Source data

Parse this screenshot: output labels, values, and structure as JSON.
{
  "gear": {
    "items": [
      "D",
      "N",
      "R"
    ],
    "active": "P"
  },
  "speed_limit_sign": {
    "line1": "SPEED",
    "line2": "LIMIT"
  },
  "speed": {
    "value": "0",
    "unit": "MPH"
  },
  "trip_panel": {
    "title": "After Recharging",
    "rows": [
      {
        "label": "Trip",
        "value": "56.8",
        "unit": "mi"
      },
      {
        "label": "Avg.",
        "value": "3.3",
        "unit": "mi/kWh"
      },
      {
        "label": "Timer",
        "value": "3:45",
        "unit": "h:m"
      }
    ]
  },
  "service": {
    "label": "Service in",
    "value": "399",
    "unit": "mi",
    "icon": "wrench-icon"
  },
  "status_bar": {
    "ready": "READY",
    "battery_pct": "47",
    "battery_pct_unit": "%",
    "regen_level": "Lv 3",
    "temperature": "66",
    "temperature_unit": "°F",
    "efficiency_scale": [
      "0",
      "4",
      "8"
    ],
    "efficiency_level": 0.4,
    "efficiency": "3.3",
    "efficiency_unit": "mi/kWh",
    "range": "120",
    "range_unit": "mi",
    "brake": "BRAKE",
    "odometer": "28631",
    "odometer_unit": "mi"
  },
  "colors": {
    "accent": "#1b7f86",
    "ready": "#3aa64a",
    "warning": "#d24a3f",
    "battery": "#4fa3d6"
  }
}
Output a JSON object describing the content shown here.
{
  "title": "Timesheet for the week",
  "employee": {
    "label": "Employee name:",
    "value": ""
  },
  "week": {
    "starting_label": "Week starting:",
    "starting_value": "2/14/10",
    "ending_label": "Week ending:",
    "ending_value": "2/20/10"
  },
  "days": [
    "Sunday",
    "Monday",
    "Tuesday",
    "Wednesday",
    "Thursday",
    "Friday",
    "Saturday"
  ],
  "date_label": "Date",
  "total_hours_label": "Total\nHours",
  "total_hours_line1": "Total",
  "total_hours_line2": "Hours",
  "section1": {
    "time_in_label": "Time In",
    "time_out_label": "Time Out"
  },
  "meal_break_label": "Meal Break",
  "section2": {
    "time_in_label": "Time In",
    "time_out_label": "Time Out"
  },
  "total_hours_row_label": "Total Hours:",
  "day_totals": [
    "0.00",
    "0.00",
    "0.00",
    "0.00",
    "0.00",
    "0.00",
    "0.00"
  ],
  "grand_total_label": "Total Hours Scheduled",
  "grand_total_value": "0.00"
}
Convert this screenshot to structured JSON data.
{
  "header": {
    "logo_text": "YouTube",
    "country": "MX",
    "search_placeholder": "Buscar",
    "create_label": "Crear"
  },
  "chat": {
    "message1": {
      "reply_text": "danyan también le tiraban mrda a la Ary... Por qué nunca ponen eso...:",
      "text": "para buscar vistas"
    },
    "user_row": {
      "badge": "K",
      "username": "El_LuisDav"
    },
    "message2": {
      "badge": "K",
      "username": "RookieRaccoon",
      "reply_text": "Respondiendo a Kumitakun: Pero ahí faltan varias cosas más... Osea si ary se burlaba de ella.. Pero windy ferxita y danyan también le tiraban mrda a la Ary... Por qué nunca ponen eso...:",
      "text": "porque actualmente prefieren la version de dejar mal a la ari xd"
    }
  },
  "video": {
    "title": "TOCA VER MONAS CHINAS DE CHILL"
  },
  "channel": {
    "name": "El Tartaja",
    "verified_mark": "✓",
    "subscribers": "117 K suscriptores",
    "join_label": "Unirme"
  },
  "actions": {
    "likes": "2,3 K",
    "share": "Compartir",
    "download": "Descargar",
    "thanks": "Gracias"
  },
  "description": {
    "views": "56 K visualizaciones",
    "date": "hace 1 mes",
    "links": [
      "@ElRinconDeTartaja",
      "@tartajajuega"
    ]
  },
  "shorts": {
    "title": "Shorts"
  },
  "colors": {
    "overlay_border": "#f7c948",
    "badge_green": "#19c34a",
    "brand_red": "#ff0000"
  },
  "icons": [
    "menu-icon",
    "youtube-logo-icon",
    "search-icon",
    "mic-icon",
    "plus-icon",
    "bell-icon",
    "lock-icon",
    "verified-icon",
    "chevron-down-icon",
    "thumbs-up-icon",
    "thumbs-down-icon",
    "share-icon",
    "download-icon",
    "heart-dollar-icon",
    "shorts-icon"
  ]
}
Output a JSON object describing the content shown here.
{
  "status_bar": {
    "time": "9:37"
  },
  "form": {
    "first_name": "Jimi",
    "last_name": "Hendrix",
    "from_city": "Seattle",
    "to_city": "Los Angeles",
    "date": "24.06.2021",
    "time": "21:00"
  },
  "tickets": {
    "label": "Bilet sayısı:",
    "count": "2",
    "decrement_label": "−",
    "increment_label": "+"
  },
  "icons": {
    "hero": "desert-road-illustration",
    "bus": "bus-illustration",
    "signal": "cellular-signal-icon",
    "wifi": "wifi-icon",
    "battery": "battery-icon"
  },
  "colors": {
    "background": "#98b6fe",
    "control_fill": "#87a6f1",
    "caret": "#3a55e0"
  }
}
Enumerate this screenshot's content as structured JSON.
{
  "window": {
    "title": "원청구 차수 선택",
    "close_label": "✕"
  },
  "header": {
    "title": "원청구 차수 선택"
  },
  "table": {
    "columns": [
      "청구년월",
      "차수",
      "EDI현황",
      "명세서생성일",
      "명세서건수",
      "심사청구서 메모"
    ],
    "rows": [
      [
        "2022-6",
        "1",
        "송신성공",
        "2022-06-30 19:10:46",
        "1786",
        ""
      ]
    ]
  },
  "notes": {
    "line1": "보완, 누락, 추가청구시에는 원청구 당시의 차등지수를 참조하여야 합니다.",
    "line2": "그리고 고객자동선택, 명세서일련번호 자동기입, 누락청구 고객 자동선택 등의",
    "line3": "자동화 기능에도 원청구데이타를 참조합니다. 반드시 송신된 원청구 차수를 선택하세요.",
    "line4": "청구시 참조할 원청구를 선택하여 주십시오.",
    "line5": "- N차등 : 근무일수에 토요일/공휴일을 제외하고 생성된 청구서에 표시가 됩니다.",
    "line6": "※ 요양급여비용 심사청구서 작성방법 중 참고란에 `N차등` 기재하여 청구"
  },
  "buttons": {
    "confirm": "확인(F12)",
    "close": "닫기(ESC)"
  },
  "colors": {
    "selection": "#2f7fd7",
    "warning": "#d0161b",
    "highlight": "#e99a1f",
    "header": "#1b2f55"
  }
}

> Exercise aim
Copy out exactly the lines from the line with "Enumerate this screenshot's" to the end of the listing, including both of those lines, and give nothing else.

> Reply to the exercise
Enumerate this screenshot's content as structured JSON.
{
  "window": {
    "title": "원청구 차수 선택",
    "close_label": "✕"
  },
  "header": {
    "title": "원청구 차수 선택"
  },
  "table": {
    "columns": [
      "청구년월",
      "차수",
      "EDI현황",
      "명세서생성일",
      "명세서건수",
      "심사청구서 메모"
    ],
    "rows": [
      [
        "2022-6",
        "1",
        "송신성공",
        "2022-06-30 19:10:46",
        "1786",
        ""
      ]
    ]
  },
  "notes": {
    "line1": "보완, 누락, 추가청구시에는 원청구 당시의 차등지수를 참조하여야 합니다.",
    "line2": "그리고 고객자동선택, 명세서일련번호 자동기입, 누락청구 고객 자동선택 등의",
    "line3": "자동화 기능에도 원청구데이타를 참조합니다. 반드시 송신된 원청구 차수를 선택하세요.",
    "line4": "청구시 참조할 원청구를 선택하여 주십시오.",
    "line5": "- N차등 : 근무일수에 토요일/공휴일을 제외하고 생성된 청구서에 표시가 됩니다.",
    "line6": "※ 요양급여비용 심사청구서 작성방법 중 참고란에 `N차등` 기재하여 청구"
  },
  "buttons": {
    "confirm": "확인(F12)",
    "close": "닫기(ESC)"
  },
  "colors": {
    "selection": "#2f7fd7",
    "warning": "#d0161b",
    "highlight": "#e99a1f",
    "header": "#1b2f55"
  }
}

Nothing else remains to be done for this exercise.